◆ Brief ◆
Set down each line of the data below exactly as it stands, dropping the pictures.

[Start Data provided]

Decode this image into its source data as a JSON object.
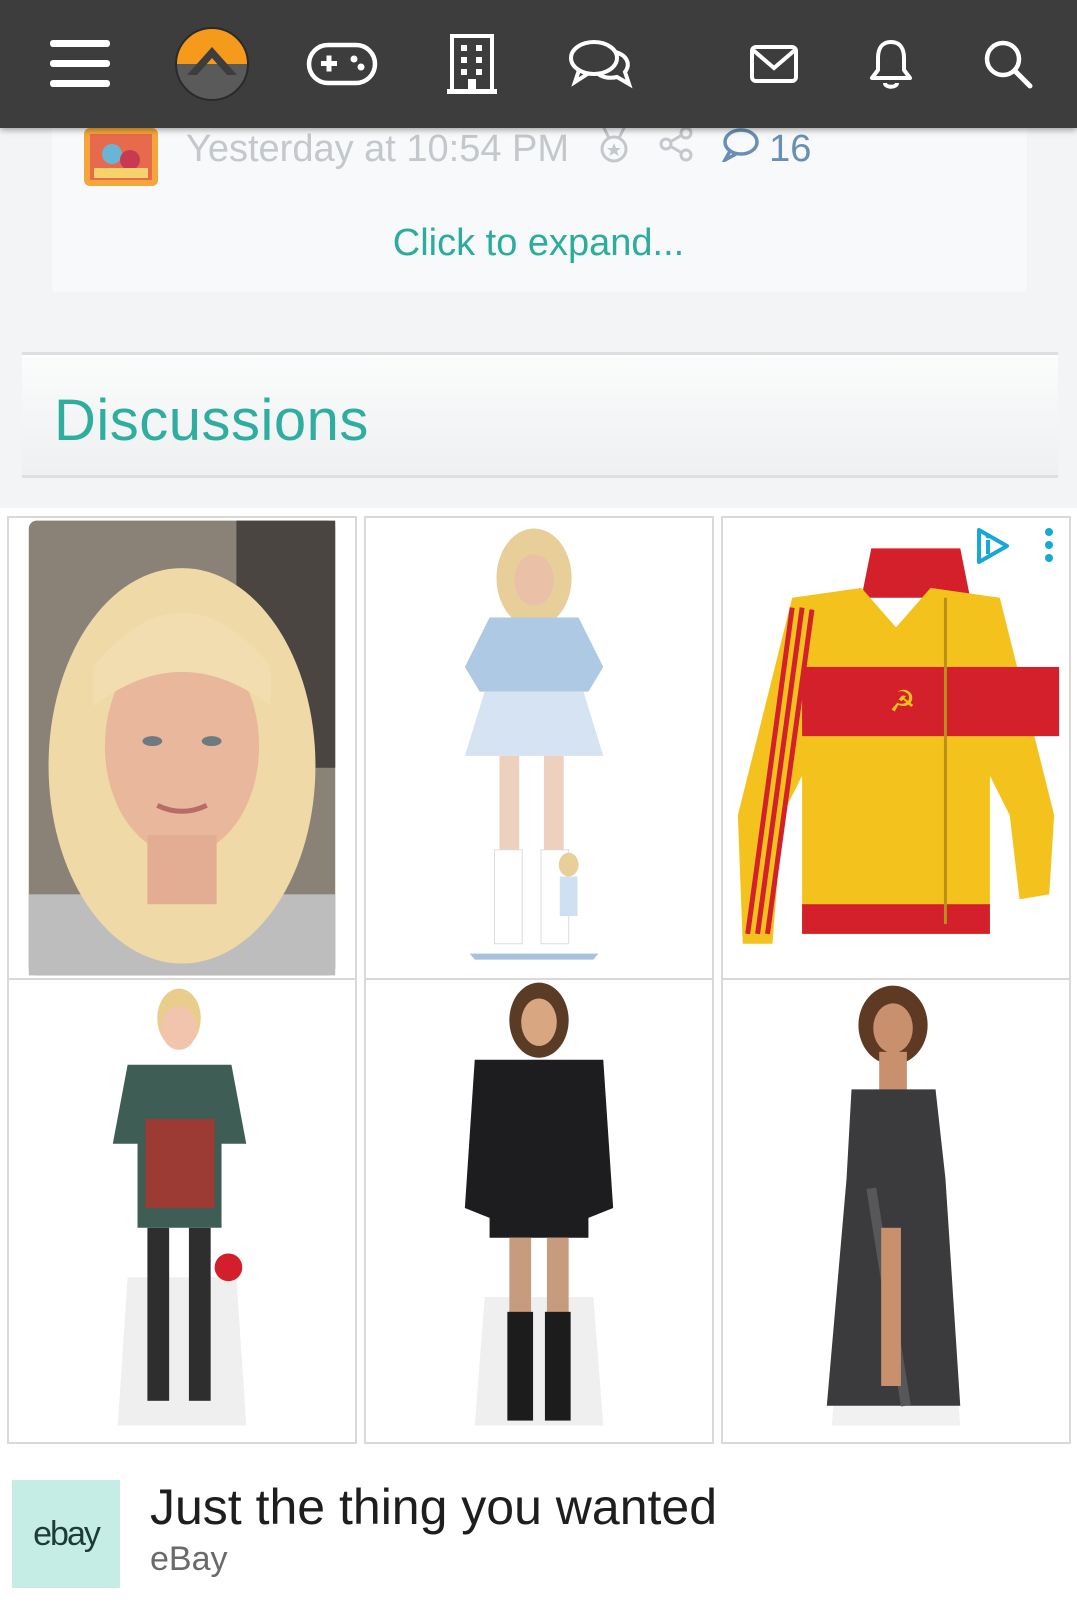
{
  "topbar": {
    "icons": [
      "menu-icon",
      "site-logo",
      "gamepad-icon",
      "building-icon",
      "chat-bubbles-icon",
      "envelope-icon",
      "bell-icon",
      "search-icon"
    ]
  },
  "post": {
    "timestamp": "Yesterday at 10:54 PM",
    "comment_count": "16",
    "expand_label": "Click to expand..."
  },
  "discussions": {
    "title": "Discussions"
  },
  "ad": {
    "headline": "Just the thing you wanted",
    "advertiser": "eBay",
    "logo_text": "ebay",
    "products": [
      "blonde-bob-wig",
      "singer-cardboard-cutout",
      "red-yellow-track-jacket",
      "celebrity-cutout-graphic-tee",
      "celebrity-cutout-black-blazer",
      "celebrity-cutout-sequin-gown"
    ]
  },
  "colors": {
    "topbar_bg": "#3d3d3d",
    "accent_teal": "#2fae9f",
    "logo_orange": "#f59a1b",
    "comment_blue": "#6a8fb5"
  }
}
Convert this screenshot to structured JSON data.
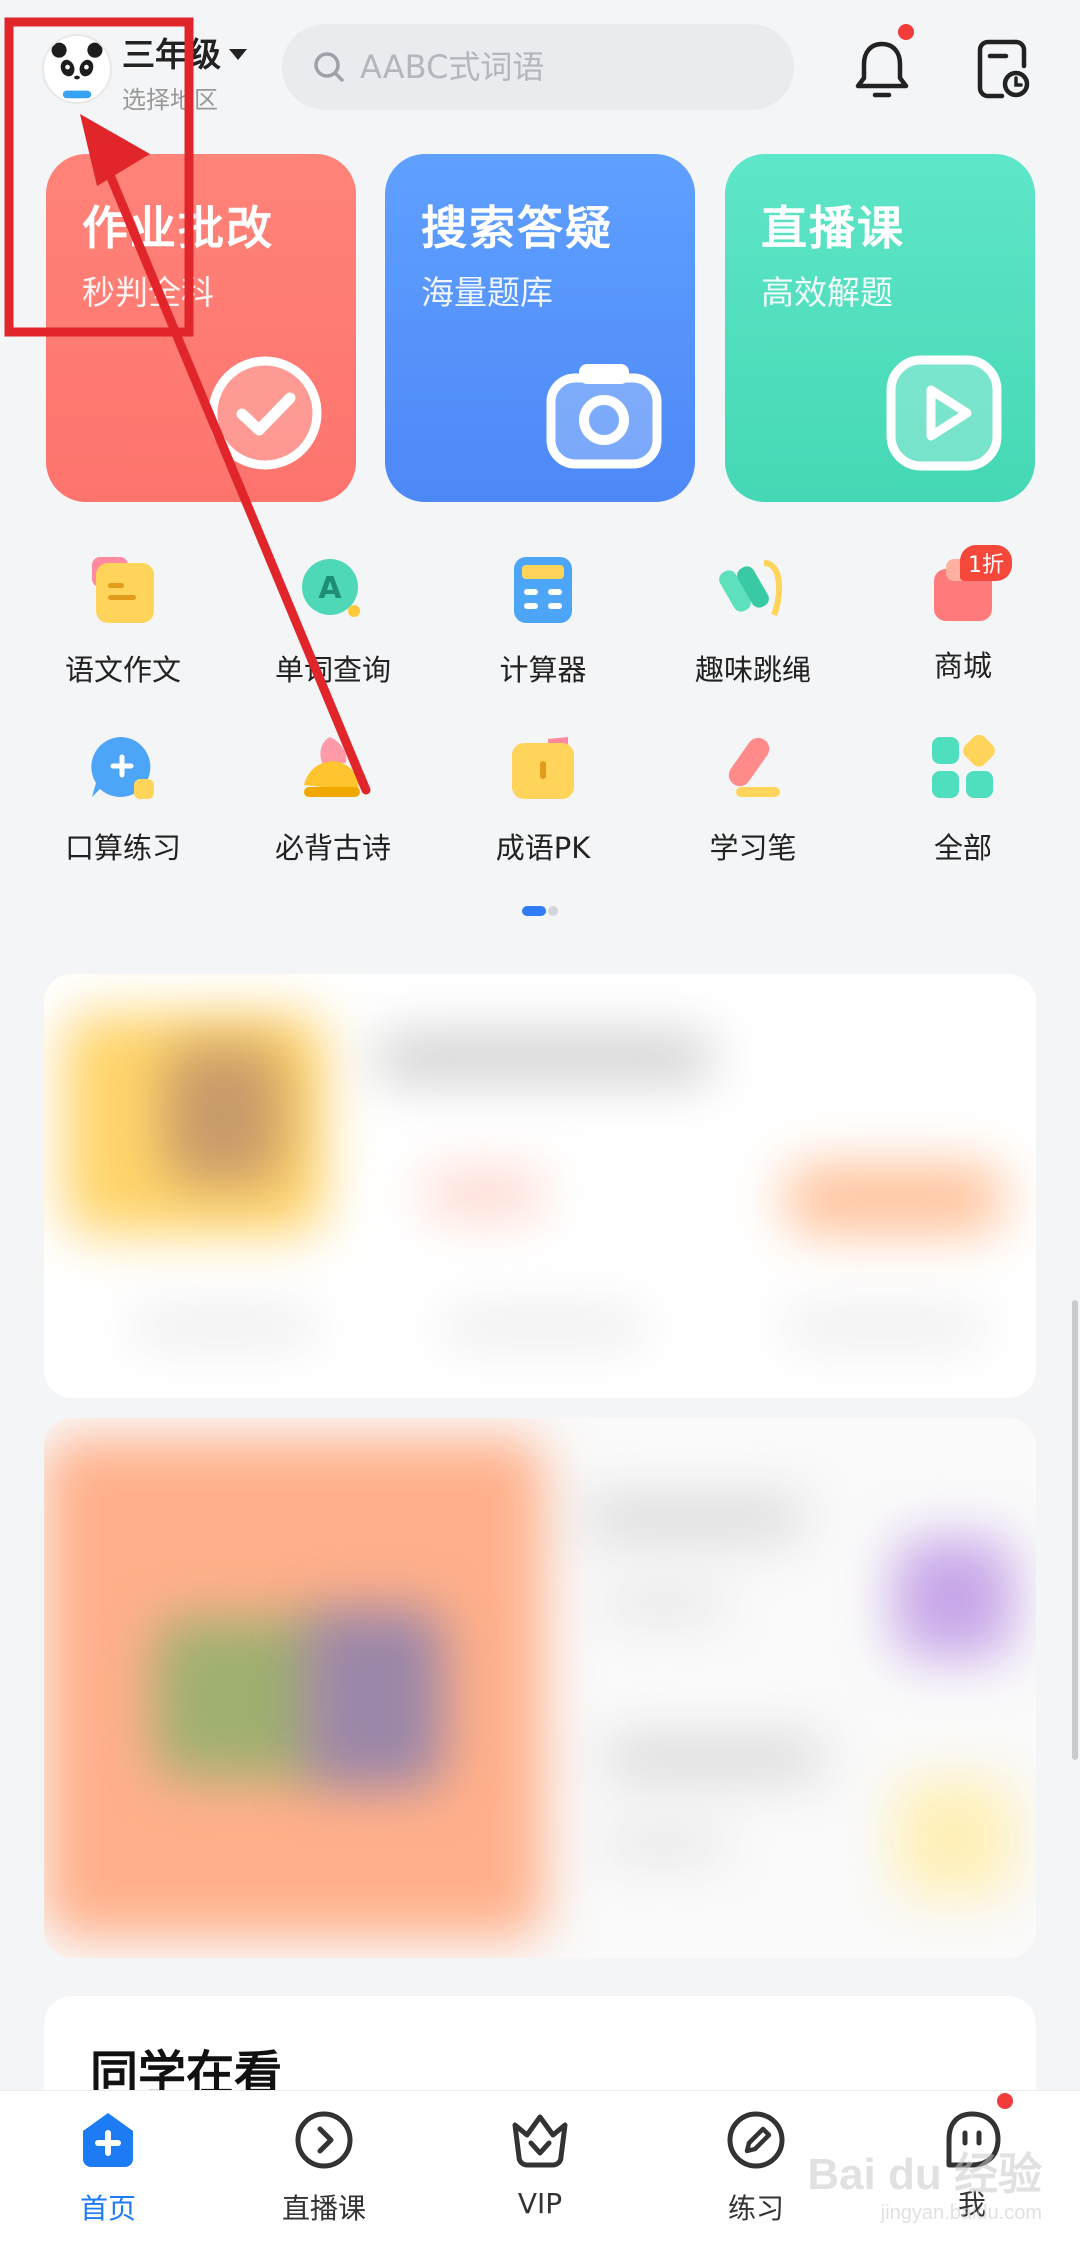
{
  "header": {
    "grade": "三年级",
    "region": "选择地区",
    "search_placeholder": "AABC式词语"
  },
  "cards": [
    {
      "title": "作业批改",
      "subtitle": "秒判全科",
      "icon": "check-circle-icon",
      "color": "#fd7a71"
    },
    {
      "title": "搜索答疑",
      "subtitle": "海量题库",
      "icon": "camera-icon",
      "color": "#5594fa"
    },
    {
      "title": "直播课",
      "subtitle": "高效解题",
      "icon": "play-icon",
      "color": "#4fdfbe"
    }
  ],
  "tools": [
    {
      "label": "语文作文",
      "icon": "note-icon"
    },
    {
      "label": "单词查询",
      "icon": "word-search-icon"
    },
    {
      "label": "计算器",
      "icon": "calculator-icon"
    },
    {
      "label": "趣味跳绳",
      "icon": "jump-rope-icon"
    },
    {
      "label": "商城",
      "icon": "shop-bag-icon",
      "badge": "1折"
    },
    {
      "label": "口算练习",
      "icon": "chat-plus-icon"
    },
    {
      "label": "必背古诗",
      "icon": "poem-hat-icon"
    },
    {
      "label": "成语PK",
      "icon": "book-icon"
    },
    {
      "label": "学习笔",
      "icon": "pen-icon"
    },
    {
      "label": "全部",
      "icon": "grid-icon"
    }
  ],
  "peer_section": {
    "title": "同学在看"
  },
  "tabbar": [
    {
      "label": "首页",
      "icon": "home-plus-icon",
      "active": true
    },
    {
      "label": "直播课",
      "icon": "play-circle-icon"
    },
    {
      "label": "VIP",
      "icon": "vip-crown-icon"
    },
    {
      "label": "练习",
      "icon": "pencil-circle-icon"
    },
    {
      "label": "我",
      "icon": "face-icon"
    }
  ],
  "watermark": {
    "brand": "Bai du 经验",
    "url": "jingyan.baidu.com"
  },
  "colors": {
    "accent": "#1d7bf4",
    "annotation": "#e0262b"
  }
}
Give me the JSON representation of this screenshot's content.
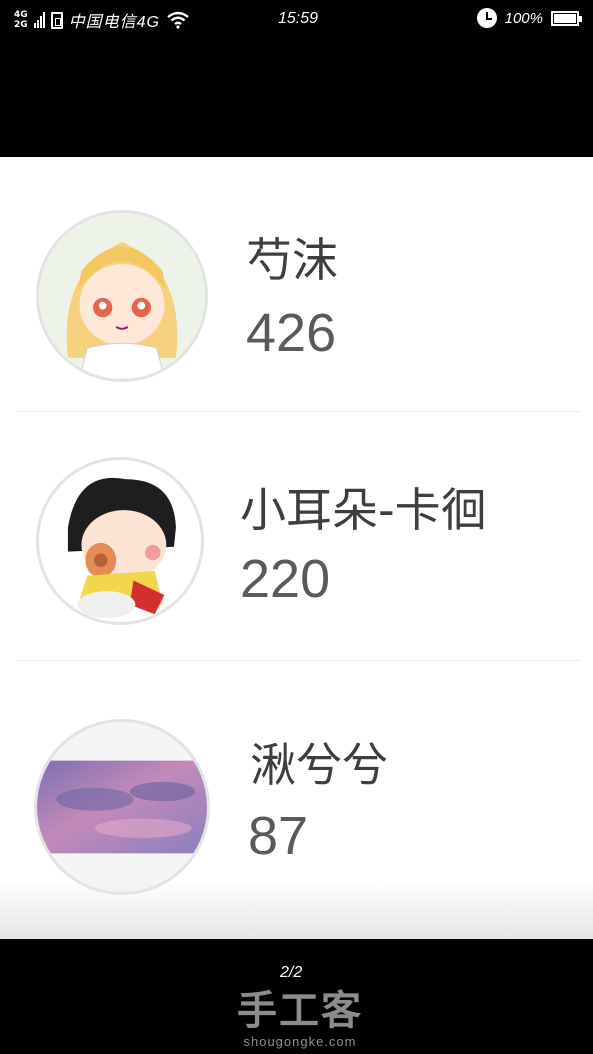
{
  "status_bar": {
    "net_top": "4G",
    "net_bottom": "2G",
    "carrier": "中国电信4G",
    "time": "15:59",
    "battery": "100%"
  },
  "list": [
    {
      "name": "芍沫",
      "count": "426"
    },
    {
      "name": "小耳朵-卡徊",
      "count": "220"
    },
    {
      "name": "湫兮兮",
      "count": "87"
    }
  ],
  "footer": {
    "page": "2/2",
    "watermark": "手工客",
    "watermark_sub": "shougongke.com"
  },
  "colors": {
    "background": "#000000",
    "card": "#ffffff",
    "name_text": "#3e3e3e",
    "count_text": "#5a5a5a"
  }
}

[End Data provided]

◆ Exercise answer ◆
Decode this image into its source data as a JSON object.
{
  "topbar": {
    "icons": [
      "menu-icon",
      "site-logo",
      "gamepad-icon",
      "building-icon",
      "chat-bubbles-icon",
      "envelope-icon",
      "bell-icon",
      "search-icon"
    ]
  },
  "post": {
    "timestamp": "Yesterday at 10:54 PM",
    "comment_count": "16",
    "expand_label": "Click to expand..."
  },
  "discussions": {
    "title": "Discussions"
  },
  "ad": {
    "headline": "Just the thing you wanted",
    "advertiser": "eBay",
    "logo_text": "ebay",
    "products": [
      "blonde-bob-wig",
      "singer-cardboard-cutout",
      "red-yellow-track-jacket",
      "celebrity-cutout-graphic-tee",
      "celebrity-cutout-black-blazer",
      "celebrity-cutout-sequin-gown"
    ]
  },
  "colors": {
    "topbar_bg": "#3d3d3d",
    "accent_teal": "#2fae9f",
    "logo_orange": "#f59a1b",
    "comment_blue": "#6a8fb5"
  }
}
Convert this screenshot to structured JSON data.
{
  "header": {
    "grade": "三年级",
    "region": "选择地区",
    "search_placeholder": "AABC式词语"
  },
  "cards": [
    {
      "title": "作业批改",
      "subtitle": "秒判全科",
      "icon": "check-circle-icon",
      "color": "#fd7a71"
    },
    {
      "title": "搜索答疑",
      "subtitle": "海量题库",
      "icon": "camera-icon",
      "color": "#5594fa"
    },
    {
      "title": "直播课",
      "subtitle": "高效解题",
      "icon": "play-icon",
      "color": "#4fdfbe"
    }
  ],
  "tools": [
    {
      "label": "语文作文",
      "icon": "note-icon"
    },
    {
      "label": "单词查询",
      "icon": "word-search-icon"
    },
    {
      "label": "计算器",
      "icon": "calculator-icon"
    },
    {
      "label": "趣味跳绳",
      "icon": "jump-rope-icon"
    },
    {
      "label": "商城",
      "icon": "shop-bag-icon",
      "badge": "1折"
    },
    {
      "label": "口算练习",
      "icon": "chat-plus-icon"
    },
    {
      "label": "必背古诗",
      "icon": "poem-hat-icon"
    },
    {
      "label": "成语PK",
      "icon": "book-icon"
    },
    {
      "label": "学习笔",
      "icon": "pen-icon"
    },
    {
      "label": "全部",
      "icon": "grid-icon"
    }
  ],
  "peer_section": {
    "title": "同学在看"
  },
  "tabbar": [
    {
      "label": "首页",
      "icon": "home-plus-icon",
      "active": true
    },
    {
      "label": "直播课",
      "icon": "play-circle-icon"
    },
    {
      "label": "VIP",
      "icon": "vip-crown-icon"
    },
    {
      "label": "练习",
      "icon": "pencil-circle-icon"
    },
    {
      "label": "我",
      "icon": "face-icon"
    }
  ],
  "watermark": {
    "brand": "Bai du 经验",
    "url": "jingyan.baidu.com"
  },
  "colors": {
    "accent": "#1d7bf4",
    "annotation": "#e0262b"
  }
}
Give me the JSON representation of this screenshot's content.
{
  "status_bar": {
    "net_top": "4G",
    "net_bottom": "2G",
    "carrier": "中国电信4G",
    "time": "15:59",
    "battery": "100%"
  },
  "list": [
    {
      "name": "芍沫",
      "count": "426"
    },
    {
      "name": "小耳朵-卡徊",
      "count": "220"
    },
    {
      "name": "湫兮兮",
      "count": "87"
    }
  ],
  "footer": {
    "page": "2/2",
    "watermark": "手工客",
    "watermark_sub": "shougongke.com"
  },
  "colors": {
    "background": "#000000",
    "card": "#ffffff",
    "name_text": "#3e3e3e",
    "count_text": "#5a5a5a"
  }
}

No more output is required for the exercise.